(Collected data entries)
+++

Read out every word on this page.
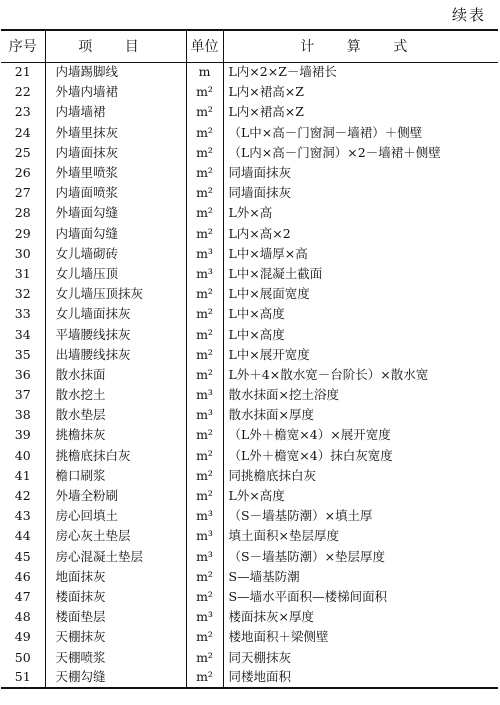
续表
序号	项 目	单位	计 算 式
21	内墙踢脚线	m	L内×2×Z－墙裙长
22	外墙内墙裙	m²	L内×裙高×Z
23	内墙墙裙	m²	L内×裙高×Z
24	外墙里抹灰	m²	（L中×高－门窗洞－墙裙）＋侧壁
25	内墙面抹灰	m²	（L内×高－门窗洞）×2－墙裙＋侧壁
26	外墙里喷浆	m²	同墙面抹灰
27	内墙面喷浆	m²	同墙面抹灰
28	外墙面勾缝	m²	L外×高
29	内墙面勾缝	m²	L内×高×2
30	女儿墙砌砖	m³	L中×墙厚×高
31	女儿墙压顶	m³	L中×混凝土截面
32	女儿墙压顶抹灰	m²	L中×展面宽度
33	女儿墙面抹灰	m²	L中×高度
34	平墙腰线抹灰	m²	L中×高度
35	出墙腰线抹灰	m²	L中×展开宽度
36	散水抹面	m²	L外＋4×散水宽－台阶长）×散水宽
37	散水挖土	m³	散水抹面×挖土浴度
38	散水垫层	m³	散水抹面×厚度
39	挑檐抹灰	m²	（L外＋檐宽×4）×展开宽度
40	挑檐底抹白灰	m²	（L外＋檐宽×4）抹白灰宽度
41	檐口刷浆	m²	同挑檐底抹白灰
42	外墙全粉刷	m²	L外×高度
43	房心回填土	m³	（S－墙基防潮）×填土厚
44	房心灰土垫层	m³	填土面积×垫层厚度
45	房心混凝土垫层	m³	（S－墙基防潮）×垫层厚度
46	地面抹灰	m²	S—墙基防潮
47	楼面抹灰	m²	S—墙水平面积—楼梯间面积
48	楼面垫层	m³	楼面抹灰×厚度
49	天棚抹灰	m²	楼地面积＋梁侧壁
50	天棚喷浆	m²	同天棚抹灰
51	天棚勾缝	m²	同楼地面积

+++

- [What you should do]: Omit every image. Quote each record exactly.

- [Final answer]:
Read out every word on this page.
续表
序号	项 目	单位	计 算 式
21	内墙踢脚线	m	L内×2×Z－墙裙长
22	外墙内墙裙	m²	L内×裙高×Z
23	内墙墙裙	m²	L内×裙高×Z
24	外墙里抹灰	m²	（L中×高－门窗洞－墙裙）＋侧壁
25	内墙面抹灰	m²	（L内×高－门窗洞）×2－墙裙＋侧壁
26	外墙里喷浆	m²	同墙面抹灰
27	内墙面喷浆	m²	同墙面抹灰
28	外墙面勾缝	m²	L外×高
29	内墙面勾缝	m²	L内×高×2
30	女儿墙砌砖	m³	L中×墙厚×高
31	女儿墙压顶	m³	L中×混凝土截面
32	女儿墙压顶抹灰	m²	L中×展面宽度
33	女儿墙面抹灰	m²	L中×高度
34	平墙腰线抹灰	m²	L中×高度
35	出墙腰线抹灰	m²	L中×展开宽度
36	散水抹面	m²	L外＋4×散水宽－台阶长）×散水宽
37	散水挖土	m³	散水抹面×挖土浴度
38	散水垫层	m³	散水抹面×厚度
39	挑檐抹灰	m²	（L外＋檐宽×4）×展开宽度
40	挑檐底抹白灰	m²	（L外＋檐宽×4）抹白灰宽度
41	檐口刷浆	m²	同挑檐底抹白灰
42	外墙全粉刷	m²	L外×高度
43	房心回填土	m³	（S－墙基防潮）×填土厚
44	房心灰土垫层	m³	填土面积×垫层厚度
45	房心混凝土垫层	m³	（S－墙基防潮）×垫层厚度
46	地面抹灰	m²	S—墙基防潮
47	楼面抹灰	m²	S—墙水平面积—楼梯间面积
48	楼面垫层	m³	楼面抹灰×厚度
49	天棚抹灰	m²	楼地面积＋梁侧壁
50	天棚喷浆	m²	同天棚抹灰
51	天棚勾缝	m²	同楼地面积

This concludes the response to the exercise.